EXERCISE = Transcribe all the entries word for word, skipping the pictures.

(Recorded data)

+++

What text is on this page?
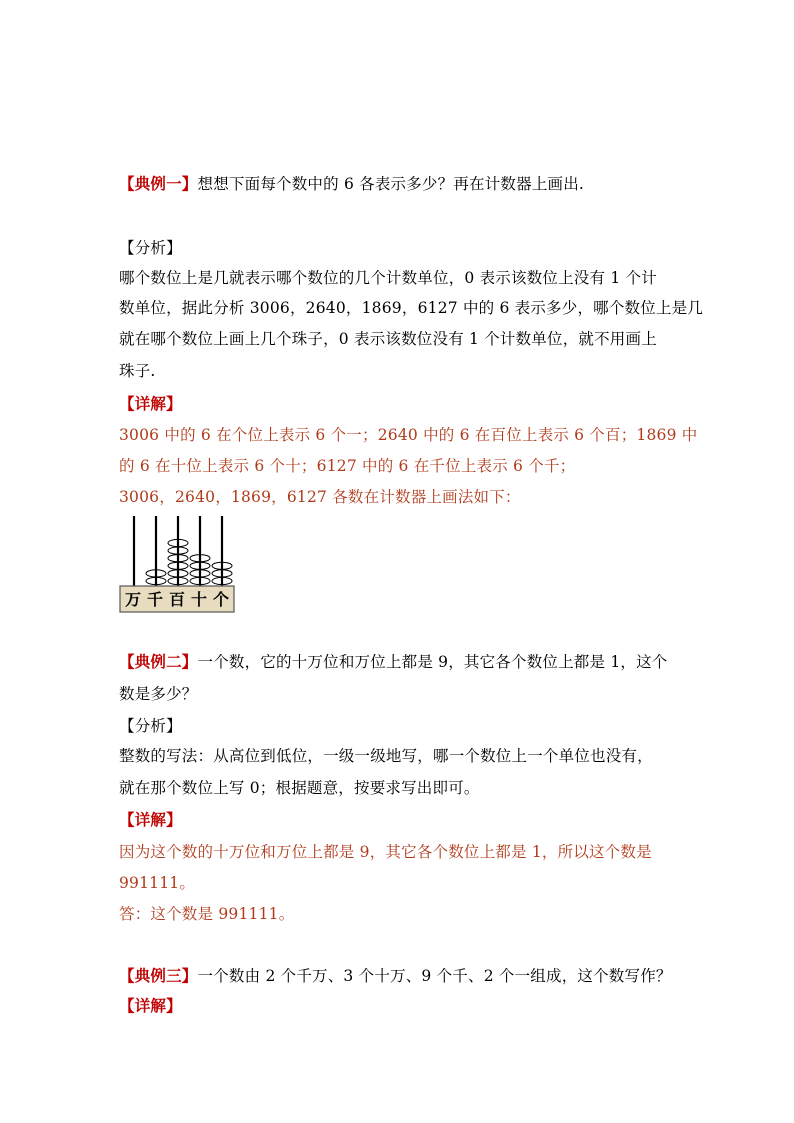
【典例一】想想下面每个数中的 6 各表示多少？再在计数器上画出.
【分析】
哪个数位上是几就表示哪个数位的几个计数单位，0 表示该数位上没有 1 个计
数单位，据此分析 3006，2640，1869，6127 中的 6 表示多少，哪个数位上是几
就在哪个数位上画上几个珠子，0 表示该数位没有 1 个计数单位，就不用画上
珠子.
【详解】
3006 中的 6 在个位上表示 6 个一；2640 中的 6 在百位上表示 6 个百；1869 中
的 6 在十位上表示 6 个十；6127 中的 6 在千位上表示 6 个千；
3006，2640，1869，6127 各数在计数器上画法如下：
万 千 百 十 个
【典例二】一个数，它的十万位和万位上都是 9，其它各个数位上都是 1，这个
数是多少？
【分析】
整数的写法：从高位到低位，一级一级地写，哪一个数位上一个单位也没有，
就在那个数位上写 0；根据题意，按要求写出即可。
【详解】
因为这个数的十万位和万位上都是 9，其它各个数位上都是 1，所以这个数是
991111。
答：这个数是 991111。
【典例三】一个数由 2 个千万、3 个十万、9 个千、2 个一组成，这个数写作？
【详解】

+++

EXERCISE SOLUTION =
What text is on this page?
【典例一】想想下面每个数中的 6 各表示多少？再在计数器上画出.
【分析】
哪个数位上是几就表示哪个数位的几个计数单位，0 表示该数位上没有 1 个计
数单位，据此分析 3006，2640，1869，6127 中的 6 表示多少，哪个数位上是几
就在哪个数位上画上几个珠子，0 表示该数位没有 1 个计数单位，就不用画上
珠子.
【详解】
3006 中的 6 在个位上表示 6 个一；2640 中的 6 在百位上表示 6 个百；1869 中
的 6 在十位上表示 6 个十；6127 中的 6 在千位上表示 6 个千；
3006，2640，1869，6127 各数在计数器上画法如下：
万 千 百 十 个
【典例二】一个数，它的十万位和万位上都是 9，其它各个数位上都是 1，这个
数是多少？
【分析】
整数的写法：从高位到低位，一级一级地写，哪一个数位上一个单位也没有，
就在那个数位上写 0；根据题意，按要求写出即可。
【详解】
因为这个数的十万位和万位上都是 9，其它各个数位上都是 1，所以这个数是
991111。
答：这个数是 991111。
【典例三】一个数由 2 个千万、3 个十万、9 个千、2 个一组成，这个数写作？
【详解】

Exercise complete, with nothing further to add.